[Goal of the exercise]:
Copy every line of the listing exactly.
+ + + + + + +
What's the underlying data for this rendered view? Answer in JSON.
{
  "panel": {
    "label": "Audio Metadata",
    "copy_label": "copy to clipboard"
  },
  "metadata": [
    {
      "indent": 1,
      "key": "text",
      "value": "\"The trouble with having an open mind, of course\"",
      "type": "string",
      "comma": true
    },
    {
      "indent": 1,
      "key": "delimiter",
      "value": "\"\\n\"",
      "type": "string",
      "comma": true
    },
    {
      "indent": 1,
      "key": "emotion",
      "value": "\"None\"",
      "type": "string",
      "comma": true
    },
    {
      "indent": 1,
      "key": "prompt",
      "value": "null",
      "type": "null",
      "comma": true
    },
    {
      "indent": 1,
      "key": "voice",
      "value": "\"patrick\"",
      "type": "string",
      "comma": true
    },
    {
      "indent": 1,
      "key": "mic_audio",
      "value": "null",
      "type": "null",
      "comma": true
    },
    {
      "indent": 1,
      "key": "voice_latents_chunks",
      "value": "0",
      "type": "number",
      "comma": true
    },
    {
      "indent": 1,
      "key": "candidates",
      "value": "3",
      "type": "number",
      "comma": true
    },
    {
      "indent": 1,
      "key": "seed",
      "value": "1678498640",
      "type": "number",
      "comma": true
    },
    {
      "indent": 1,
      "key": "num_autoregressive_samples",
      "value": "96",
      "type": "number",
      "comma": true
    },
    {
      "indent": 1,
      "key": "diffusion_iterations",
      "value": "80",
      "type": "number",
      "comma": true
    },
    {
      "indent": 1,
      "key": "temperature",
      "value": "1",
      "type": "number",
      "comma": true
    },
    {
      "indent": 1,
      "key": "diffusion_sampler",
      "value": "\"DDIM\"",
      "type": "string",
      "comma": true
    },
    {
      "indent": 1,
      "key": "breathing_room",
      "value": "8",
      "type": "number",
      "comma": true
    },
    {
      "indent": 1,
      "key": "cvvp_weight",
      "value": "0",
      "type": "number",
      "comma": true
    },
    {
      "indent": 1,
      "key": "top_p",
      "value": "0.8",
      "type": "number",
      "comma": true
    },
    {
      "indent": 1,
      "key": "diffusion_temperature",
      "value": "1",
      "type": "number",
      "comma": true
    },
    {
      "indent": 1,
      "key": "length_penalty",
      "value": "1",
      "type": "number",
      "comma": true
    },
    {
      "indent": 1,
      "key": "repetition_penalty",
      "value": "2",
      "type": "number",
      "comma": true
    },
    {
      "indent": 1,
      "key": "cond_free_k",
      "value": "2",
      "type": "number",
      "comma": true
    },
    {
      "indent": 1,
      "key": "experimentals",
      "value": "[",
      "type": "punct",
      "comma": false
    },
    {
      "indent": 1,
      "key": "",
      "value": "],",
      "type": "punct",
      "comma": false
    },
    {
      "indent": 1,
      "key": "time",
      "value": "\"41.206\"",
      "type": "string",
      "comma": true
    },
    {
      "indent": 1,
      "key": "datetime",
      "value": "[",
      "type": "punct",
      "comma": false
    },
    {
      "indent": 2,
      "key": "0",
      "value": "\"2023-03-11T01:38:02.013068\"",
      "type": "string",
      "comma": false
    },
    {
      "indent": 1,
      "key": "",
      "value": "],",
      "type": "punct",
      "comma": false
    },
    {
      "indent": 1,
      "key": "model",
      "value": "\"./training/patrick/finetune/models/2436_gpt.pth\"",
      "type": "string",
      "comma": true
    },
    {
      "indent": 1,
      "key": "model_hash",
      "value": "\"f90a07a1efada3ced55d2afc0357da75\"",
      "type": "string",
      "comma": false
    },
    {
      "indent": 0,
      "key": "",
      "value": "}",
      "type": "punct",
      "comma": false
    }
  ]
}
+ + + + + + +
[Completed exercise]:
What's the underlying data for this rendered view? Answer in JSON.
{
  "panel": {
    "label": "Audio Metadata",
    "copy_label": "copy to clipboard"
  },
  "metadata": [
    {
      "indent": 1,
      "key": "text",
      "value": "\"The trouble with having an open mind, of course\"",
      "type": "string",
      "comma": true
    },
    {
      "indent": 1,
      "key": "delimiter",
      "value": "\"\\n\"",
      "type": "string",
      "comma": true
    },
    {
      "indent": 1,
      "key": "emotion",
      "value": "\"None\"",
      "type": "string",
      "comma": true
    },
    {
      "indent": 1,
      "key": "prompt",
      "value": "null",
      "type": "null",
      "comma": true
    },
    {
      "indent": 1,
      "key": "voice",
      "value": "\"patrick\"",
      "type": "string",
      "comma": true
    },
    {
      "indent": 1,
      "key": "mic_audio",
      "value": "null",
      "type": "null",
      "comma": true
    },
    {
      "indent": 1,
      "key": "voice_latents_chunks",
      "value": "0",
      "type": "number",
      "comma": true
    },
    {
      "indent": 1,
      "key": "candidates",
      "value": "3",
      "type": "number",
      "comma": true
    },
    {
      "indent": 1,
      "key": "seed",
      "value": "1678498640",
      "type": "number",
      "comma": true
    },
    {
      "indent": 1,
      "key": "num_autoregressive_samples",
      "value": "96",
      "type": "number",
      "comma": true
    },
    {
      "indent": 1,
      "key": "diffusion_iterations",
      "value": "80",
      "type": "number",
      "comma": true
    },
    {
      "indent": 1,
      "key": "temperature",
      "value": "1",
      "type": "number",
      "comma": true
    },
    {
      "indent": 1,
      "key": "diffusion_sampler",
      "value": "\"DDIM\"",
      "type": "string",
      "comma": true
    },
    {
      "indent": 1,
      "key": "breathing_room",
      "value": "8",
      "type": "number",
      "comma": true
    },
    {
      "indent": 1,
      "key": "cvvp_weight",
      "value": "0",
      "type": "number",
      "comma": true
    },
    {
      "indent": 1,
      "key": "top_p",
      "value": "0.8",
      "type": "number",
      "comma": true
    },
    {
      "indent": 1,
      "key": "diffusion_temperature",
      "value": "1",
      "type": "number",
      "comma": true
    },
    {
      "indent": 1,
      "key": "length_penalty",
      "value": "1",
      "type": "number",
      "comma": true
    },
    {
      "indent": 1,
      "key": "repetition_penalty",
      "value": "2",
      "type": "number",
      "comma": true
    },
    {
      "indent": 1,
      "key": "cond_free_k",
      "value": "2",
      "type": "number",
      "comma": true
    },
    {
      "indent": 1,
      "key": "experimentals",
      "value": "[",
      "type": "punct",
      "comma": false
    },
    {
      "indent": 1,
      "key": "",
      "value": "],",
      "type": "punct",
      "comma": false
    },
    {
      "indent": 1,
      "key": "time",
      "value": "\"41.206\"",
      "type": "string",
      "comma": true
    },
    {
      "indent": 1,
      "key": "datetime",
      "value": "[",
      "type": "punct",
      "comma": false
    },
    {
      "indent": 2,
      "key": "0",
      "value": "\"2023-03-11T01:38:02.013068\"",
      "type": "string",
      "comma": false
    },
    {
      "indent": 1,
      "key": "",
      "value": "],",
      "type": "punct",
      "comma": false
    },
    {
      "indent": 1,
      "key": "model",
      "value": "\"./training/patrick/finetune/models/2436_gpt.pth\"",
      "type": "string",
      "comma": true
    },
    {
      "indent": 1,
      "key": "model_hash",
      "value": "\"f90a07a1efada3ced55d2afc0357da75\"",
      "type": "string",
      "comma": false
    },
    {
      "indent": 0,
      "key": "",
      "value": "}",
      "type": "punct",
      "comma": false
    }
  ]
}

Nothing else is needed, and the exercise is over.